### Description of the task
Your task is to copy every line of the records below that contains "node".

### Dataset items

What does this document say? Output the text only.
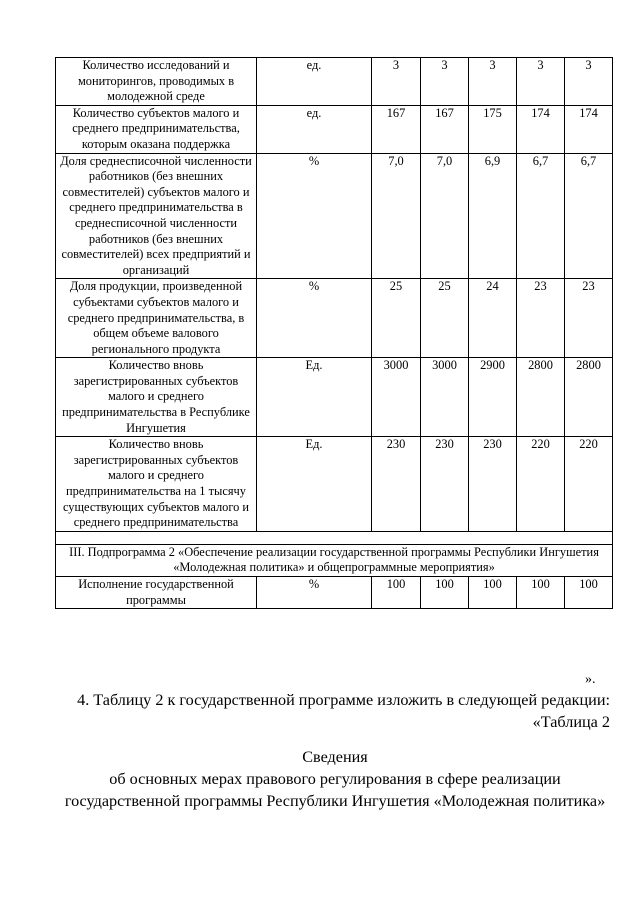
Количество исследований и мониторингов, проводимых в молодежной среде	ед.	3	3	3	3	3
Количество субъектов малого и среднего предпринимательства, которым оказана поддержка	ед.	167	167	175	174	174
Доля среднесписочной численности работников (без внешних совместителей) субъектов малого и среднего предпринимательства в среднесписочной численности работников (без внешних совместителей) всех предприятий и организаций	%	7,0	7,0	6,9	6,7	6,7
Доля продукции, произведенной субъектами субъектов малого и среднего предпринимательства, в общем объеме валового регионального продукта	%	25	25	24	23	23
Количество вновь зарегистрированных субъектов малого и среднего предпринимательства в Республике Ингушетия	Ед.	3000	3000	2900	2800	2800
Количество вновь зарегистрированных субъектов малого и среднего предпринимательства на 1 тысячу существующих субъектов малого и среднего предпринимательства	Ед.	230	230	230	220	220

III. Подпрограмма 2 «Обеспечение реализации государственной программы Республики Ингушетия «Молодежная политика» и общепрограммные мероприятия»						
Исполнение государственной программы	%	100	100	100	100	100
».
4. Таблицу 2 к государственной программе изложить в следующей редакции:
«Таблица 2
Сведения
об основных мерах правового регулирования в сфере реализации
государственной программы Республики Ингушетия «Молодежная политика»
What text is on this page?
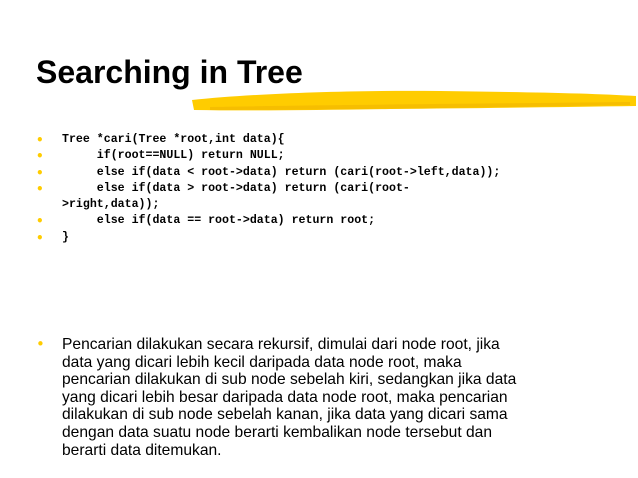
Searching in Tree
• Tree *cari(Tree *root,int data){
• if(root==NULL) return NULL;
• else if(data < root->data) return (cari(root->left,data));
• else if(data > root->data) return (cari(root-
>right,data));
• else if(data == root->data) return root;
• }
• Pencarian dilakukan secara rekursif, dimulai dari node root, jika
data yang dicari lebih kecil daripada data node root, maka
pencarian dilakukan di sub node sebelah kiri, sedangkan jika data
yang dicari lebih besar daripada data node root, maka pencarian
dilakukan di sub node sebelah kanan, jika data yang dicari sama
dengan data suatu node berarti kembalikan node tersebut dan
berarti data ditemukan.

### Finished exercise
• Pencarian dilakukan secara rekursif, dimulai dari node root, jika
data yang dicari lebih kecil daripada data node root, maka
pencarian dilakukan di sub node sebelah kiri, sedangkan jika data
yang dicari lebih besar daripada data node root, maka pencarian
dilakukan di sub node sebelah kanan, jika data yang dicari sama
dengan data suatu node berarti kembalikan node tersebut dan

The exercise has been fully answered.